● Dataset items

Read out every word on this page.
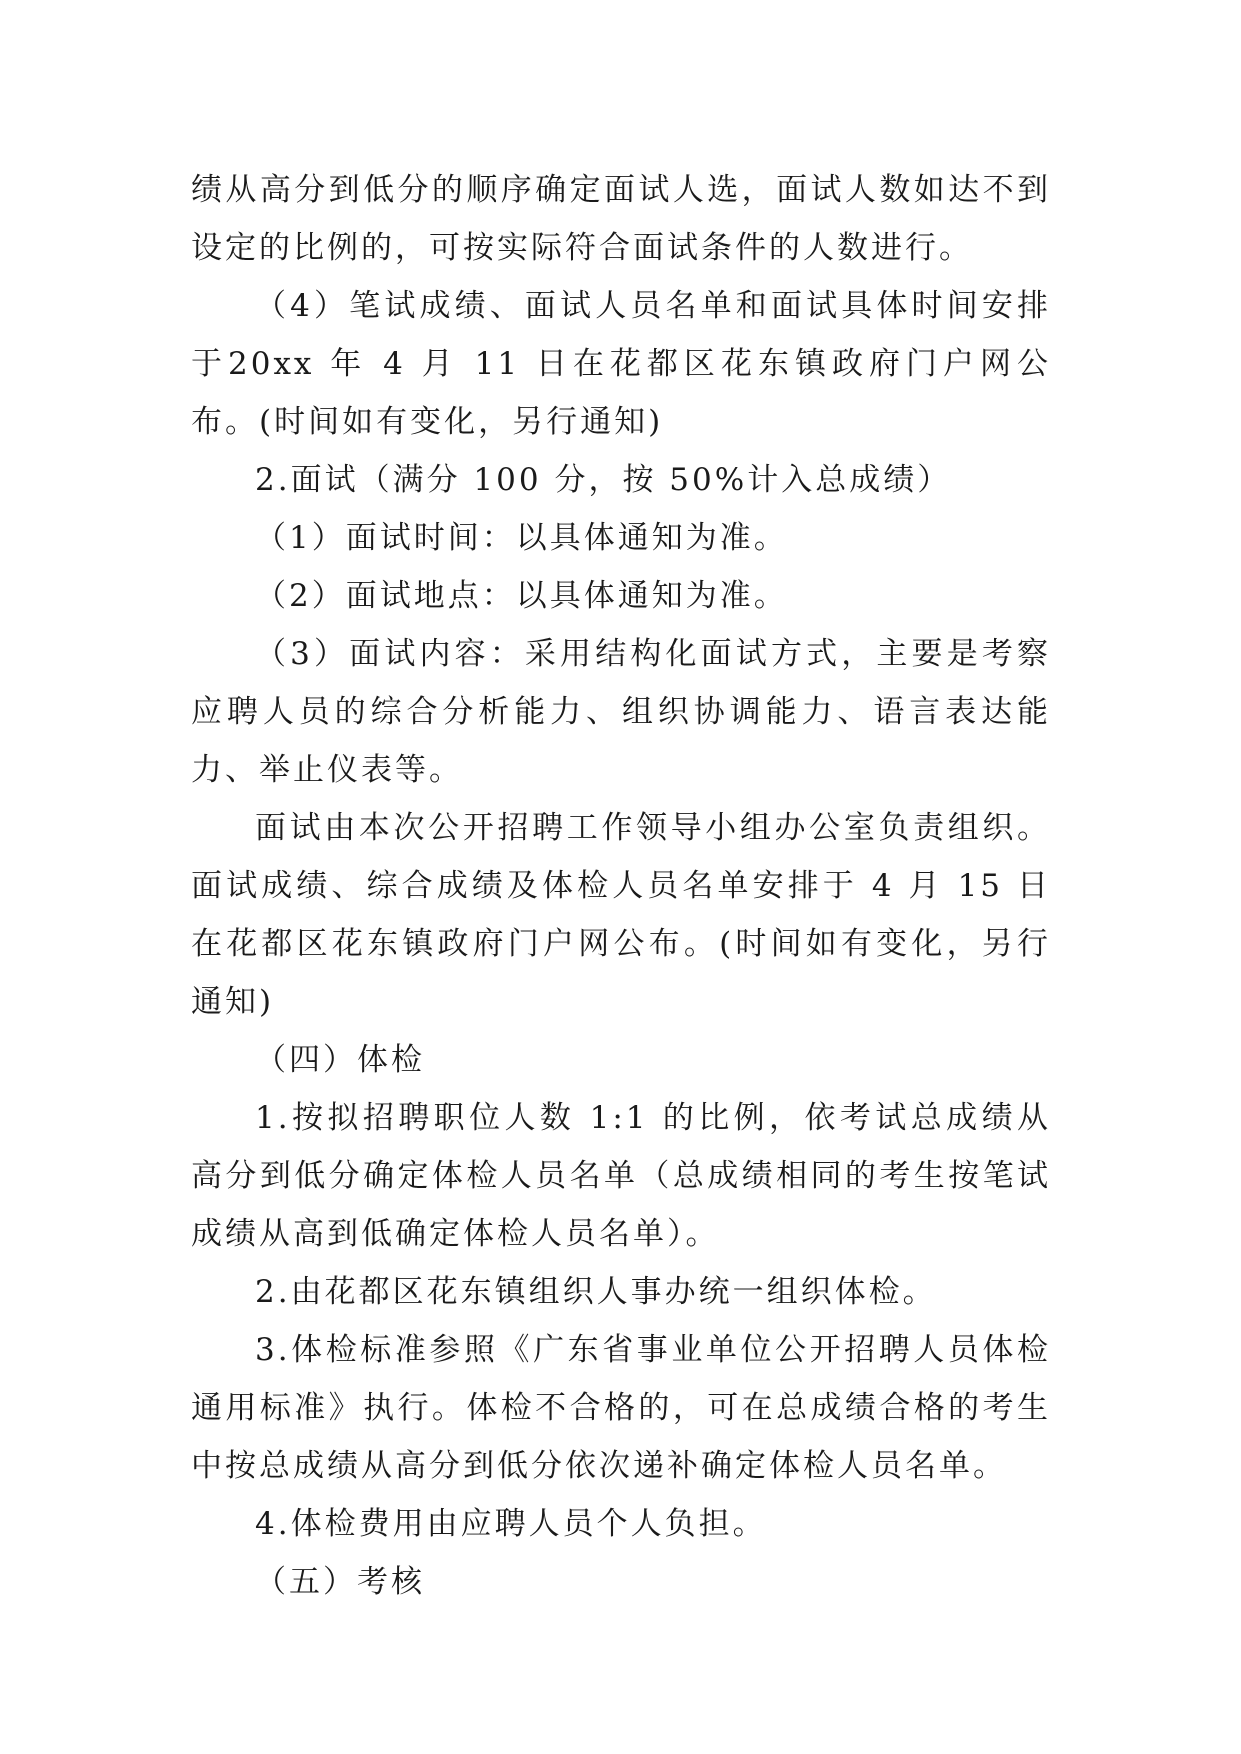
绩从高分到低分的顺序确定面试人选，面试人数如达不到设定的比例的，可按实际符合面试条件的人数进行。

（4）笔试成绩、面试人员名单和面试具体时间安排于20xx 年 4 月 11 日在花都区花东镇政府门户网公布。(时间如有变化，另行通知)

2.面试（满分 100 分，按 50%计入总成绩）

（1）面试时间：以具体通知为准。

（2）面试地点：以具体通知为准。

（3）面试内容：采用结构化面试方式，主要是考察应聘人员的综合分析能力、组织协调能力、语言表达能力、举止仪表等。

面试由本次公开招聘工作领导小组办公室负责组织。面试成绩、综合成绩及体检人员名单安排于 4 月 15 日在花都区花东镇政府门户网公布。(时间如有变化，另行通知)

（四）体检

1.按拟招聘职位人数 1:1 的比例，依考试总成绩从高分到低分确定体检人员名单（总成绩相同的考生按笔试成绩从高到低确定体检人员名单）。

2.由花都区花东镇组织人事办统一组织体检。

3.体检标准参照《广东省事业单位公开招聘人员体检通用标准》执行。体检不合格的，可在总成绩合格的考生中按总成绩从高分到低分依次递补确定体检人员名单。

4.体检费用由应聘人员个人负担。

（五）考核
...
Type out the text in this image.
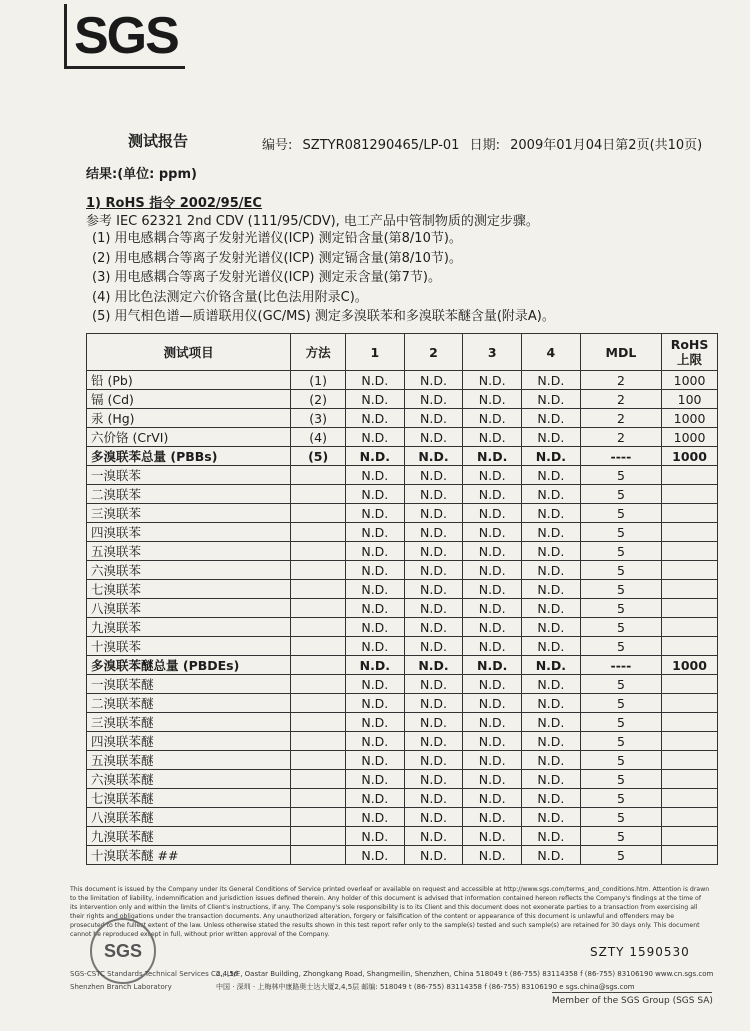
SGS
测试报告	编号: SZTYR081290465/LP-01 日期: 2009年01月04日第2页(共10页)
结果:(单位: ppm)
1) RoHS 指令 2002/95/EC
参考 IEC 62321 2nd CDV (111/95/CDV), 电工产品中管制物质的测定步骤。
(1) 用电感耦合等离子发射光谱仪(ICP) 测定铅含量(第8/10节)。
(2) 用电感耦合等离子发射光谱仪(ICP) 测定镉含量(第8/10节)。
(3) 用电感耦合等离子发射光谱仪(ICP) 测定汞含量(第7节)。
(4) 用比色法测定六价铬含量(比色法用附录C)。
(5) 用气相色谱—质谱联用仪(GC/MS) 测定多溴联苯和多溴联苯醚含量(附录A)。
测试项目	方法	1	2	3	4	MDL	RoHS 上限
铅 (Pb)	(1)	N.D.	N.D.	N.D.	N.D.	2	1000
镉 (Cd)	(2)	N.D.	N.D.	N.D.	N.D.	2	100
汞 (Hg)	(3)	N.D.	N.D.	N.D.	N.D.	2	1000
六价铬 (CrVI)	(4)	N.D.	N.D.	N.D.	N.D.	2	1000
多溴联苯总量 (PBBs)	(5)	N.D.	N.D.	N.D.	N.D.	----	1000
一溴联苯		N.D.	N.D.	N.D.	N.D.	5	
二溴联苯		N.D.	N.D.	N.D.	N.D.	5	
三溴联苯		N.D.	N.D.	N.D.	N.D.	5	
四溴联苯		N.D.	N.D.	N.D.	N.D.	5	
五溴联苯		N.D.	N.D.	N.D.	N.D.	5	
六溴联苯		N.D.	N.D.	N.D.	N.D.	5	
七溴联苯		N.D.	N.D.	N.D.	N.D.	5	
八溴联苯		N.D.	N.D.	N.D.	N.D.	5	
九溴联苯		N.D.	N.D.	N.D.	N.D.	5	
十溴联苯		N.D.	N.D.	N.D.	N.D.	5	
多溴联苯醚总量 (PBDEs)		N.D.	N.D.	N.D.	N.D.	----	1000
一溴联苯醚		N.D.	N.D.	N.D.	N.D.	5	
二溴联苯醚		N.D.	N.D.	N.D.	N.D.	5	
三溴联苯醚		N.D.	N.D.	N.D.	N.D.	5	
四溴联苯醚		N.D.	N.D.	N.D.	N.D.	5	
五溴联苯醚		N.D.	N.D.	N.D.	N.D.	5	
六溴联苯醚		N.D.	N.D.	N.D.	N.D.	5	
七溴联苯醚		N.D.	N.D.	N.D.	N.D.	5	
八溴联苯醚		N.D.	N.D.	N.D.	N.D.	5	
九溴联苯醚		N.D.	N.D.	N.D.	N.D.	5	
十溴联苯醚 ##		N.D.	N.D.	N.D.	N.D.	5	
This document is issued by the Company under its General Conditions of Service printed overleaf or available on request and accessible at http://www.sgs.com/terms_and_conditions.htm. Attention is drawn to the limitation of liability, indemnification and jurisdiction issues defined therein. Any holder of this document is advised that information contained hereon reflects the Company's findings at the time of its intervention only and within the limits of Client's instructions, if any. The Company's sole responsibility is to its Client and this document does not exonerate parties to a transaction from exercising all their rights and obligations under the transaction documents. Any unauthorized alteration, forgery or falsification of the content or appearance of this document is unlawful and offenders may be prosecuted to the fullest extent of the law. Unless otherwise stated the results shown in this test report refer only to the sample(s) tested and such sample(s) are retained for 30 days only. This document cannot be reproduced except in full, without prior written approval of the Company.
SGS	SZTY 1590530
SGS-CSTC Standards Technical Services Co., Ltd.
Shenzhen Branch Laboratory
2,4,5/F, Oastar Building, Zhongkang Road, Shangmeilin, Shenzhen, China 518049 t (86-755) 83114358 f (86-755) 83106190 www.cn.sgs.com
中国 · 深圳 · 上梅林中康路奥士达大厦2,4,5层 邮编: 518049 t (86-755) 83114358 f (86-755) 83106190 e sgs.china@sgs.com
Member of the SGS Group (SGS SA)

● INSTRUCTIONS FOR THE TASK
Locate each line containing the string "日在花都区花东镇政府门户网公布" and show it.

● RESPONSE FOR THIS EXERCISE
（4）笔试成绩、面试人员名单和面试具体时间安排于20xx 年 4 月 11 日在花都区花东镇政府门户网公布。(时间如有变化，另行通知)
面试由本次公开招聘工作领导小组办公室负责组织。面试成绩、综合成绩及体检人员名单安排于 4 月 15 日在花都区花东镇政府门户网公布。(时间如有变化，另行通知)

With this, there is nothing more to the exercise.